Stored records:

━━━━━━━━━━━━━━━━━━━━

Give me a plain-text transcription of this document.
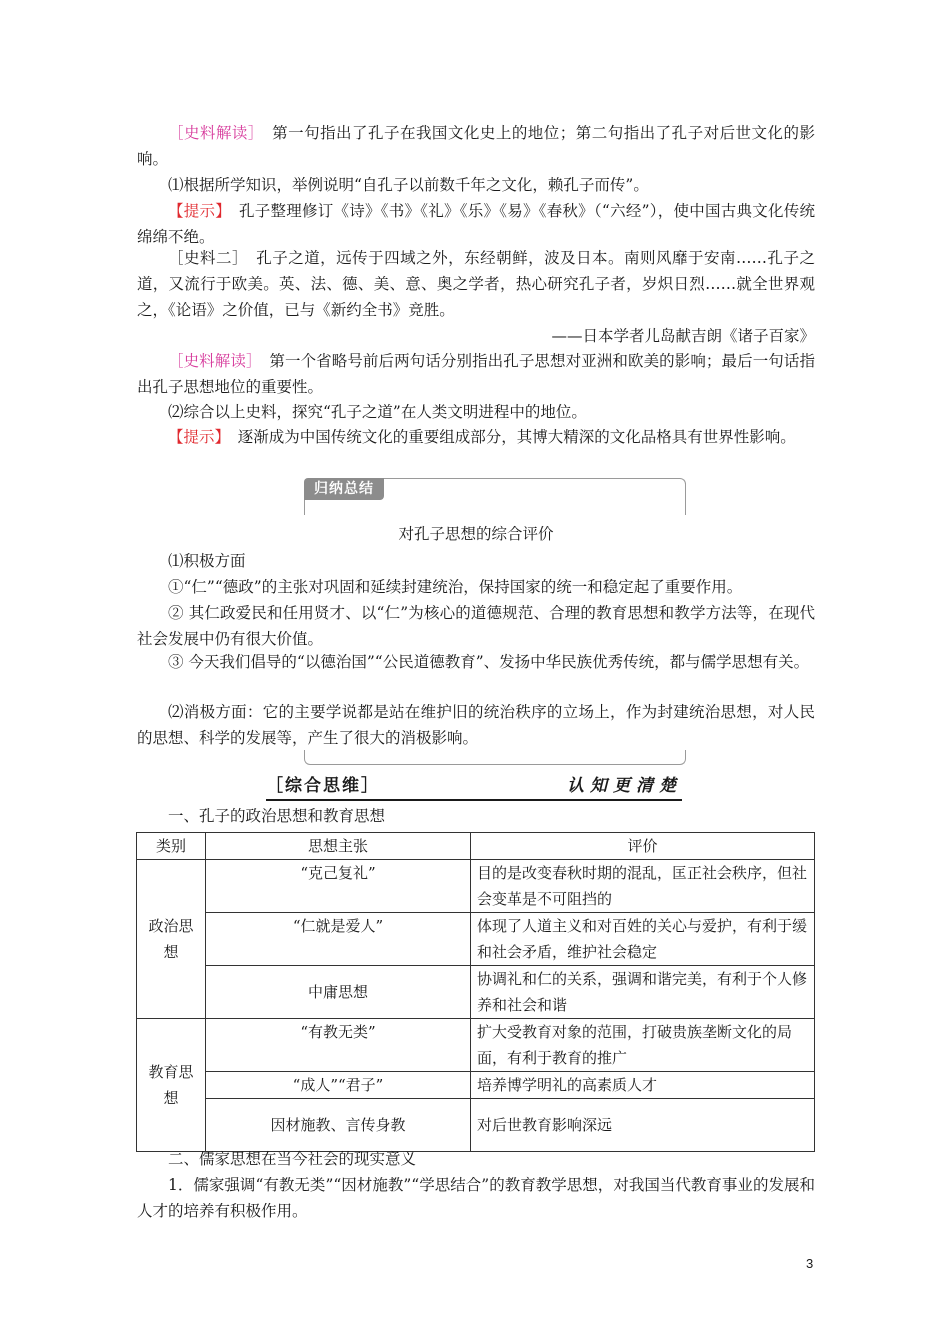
［史料解读］　第一句指出了孔子在我国文化史上的地位；第二句指出了孔子对后世文化的影响。

⑴根据所学知识，举例说明“自孔子以前数千年之文化，赖孔子而传”。

【提示】　孔子整理修订《诗》《书》《礼》《乐》《易》《春秋》（“六经”），使中国古典文化传统绵绵不绝。

［史料二］　孔子之道，远传于四域之外，东经朝鲜，波及日本。南则风靡于安南……孔子之道，又流行于欧美。英、法、德、美、意、奥之学者，热心研究孔子者，岁炽日烈……就全世界观之，《论语》之价值，已与《新约全书》竞胜。

——日本学者儿岛献吉朗《诸子百家》

［史料解读］　第一个省略号前后两句话分别指出孔子思想对亚洲和欧美的影响；最后一句话指出孔子思想地位的重要性。

⑵综合以上史料，探究“孔子之道”在人类文明进程中的地位。

【提示】　逐渐成为中国传统文化的重要组成部分，其博大精深的文化品格具有世界性影响。

归纳总结

对孔子思想的综合评价

⑴积极方面

①“仁”“德政”的主张对巩固和延续封建统治，保持国家的统一和稳定起了重要作用。

② 其仁政爱民和任用贤才、以“仁”为核心的道德规范、合理的教育思想和教学方法等，在现代社会发展中仍有很大价值。

③ 今天我们倡导的“以德治国”“公民道德教育”、发扬中华民族优秀传统，都与儒学思想有关。

⑵消极方面：它的主要学说都是站在维护旧的统治秩序的立场上，作为封建统治思想，对人民的思想、科学的发展等，产生了很大的消极影响。

［综合思维］	认知更清楚

一、孔子的政治思想和教育思想

类别	思想主张	评价
政治思想	“克己复礼”	目的是改变春秋时期的混乱，匡正社会秩序，但社会变革是不可阻挡的
	“仁就是爱人”	体现了人道主义和对百姓的关心与爱护，有利于缓和社会矛盾，维护社会稳定
	中庸思想	协调礼和仁的关系，强调和谐完美，有利于个人修养和社会和谐
教育思想	“有教无类”	扩大受教育对象的范围，打破贵族垄断文化的局面，有利于教育的推广
	“成人”“君子”	培养博学明礼的高素质人才
	因材施教、言传身教	对后世教育影响深远

二、儒家思想在当今社会的现实意义

1．儒家强调“有教无类”“因材施教”“学思结合”的教育教学思想，对我国当代教育事业的发展和人才的培养有积极作用。

3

━━━━━━━━━━━━━━━━━━━━

→ **Exercise instructions**
Omit pictures; set down the rest of the material word for word.

→ **Response**
Give me a plain-text transcription of this document.
［史料解读］　第一句指出了孔子在我国文化史上的地位；第二句指出了孔子对后世文化的影响。

⑴根据所学知识，举例说明“自孔子以前数千年之文化，赖孔子而传”。

【提示】　孔子整理修订《诗》《书》《礼》《乐》《易》《春秋》（“六经”），使中国古典文化传统绵绵不绝。

［史料二］　孔子之道，远传于四域之外，东经朝鲜，波及日本。南则风靡于安南……孔子之道，又流行于欧美。英、法、德、美、意、奥之学者，热心研究孔子者，岁炽日烈……就全世界观之，《论语》之价值，已与《新约全书》竞胜。

——日本学者儿岛献吉朗《诸子百家》

［史料解读］　第一个省略号前后两句话分别指出孔子思想对亚洲和欧美的影响；最后一句话指出孔子思想地位的重要性。

⑵综合以上史料，探究“孔子之道”在人类文明进程中的地位。

【提示】　逐渐成为中国传统文化的重要组成部分，其博大精深的文化品格具有世界性影响。

归纳总结

对孔子思想的综合评价

⑴积极方面

①“仁”“德政”的主张对巩固和延续封建统治，保持国家的统一和稳定起了重要作用。

② 其仁政爱民和任用贤才、以“仁”为核心的道德规范、合理的教育思想和教学方法等，在现代社会发展中仍有很大价值。

③ 今天我们倡导的“以德治国”“公民道德教育”、发扬中华民族优秀传统，都与儒学思想有关。

⑵消极方面：它的主要学说都是站在维护旧的统治秩序的立场上，作为封建统治思想，对人民的思想、科学的发展等，产生了很大的消极影响。

［综合思维］	认知更清楚

一、孔子的政治思想和教育思想

类别	思想主张	评价
政治思想	“克己复礼”	目的是改变春秋时期的混乱，匡正社会秩序，但社会变革是不可阻挡的
	“仁就是爱人”	体现了人道主义和对百姓的关心与爱护，有利于缓和社会矛盾，维护社会稳定
	中庸思想	协调礼和仁的关系，强调和谐完美，有利于个人修养和社会和谐
教育思想	“有教无类”	扩大受教育对象的范围，打破贵族垄断文化的局面，有利于教育的推广
	“成人”“君子”	培养博学明礼的高素质人才
	因材施教、言传身教	对后世教育影响深远

二、儒家思想在当今社会的现实意义

1．儒家强调“有教无类”“因材施教”“学思结合”的教育教学思想，对我国当代教育事业的发展和人才的培养有积极作用。

3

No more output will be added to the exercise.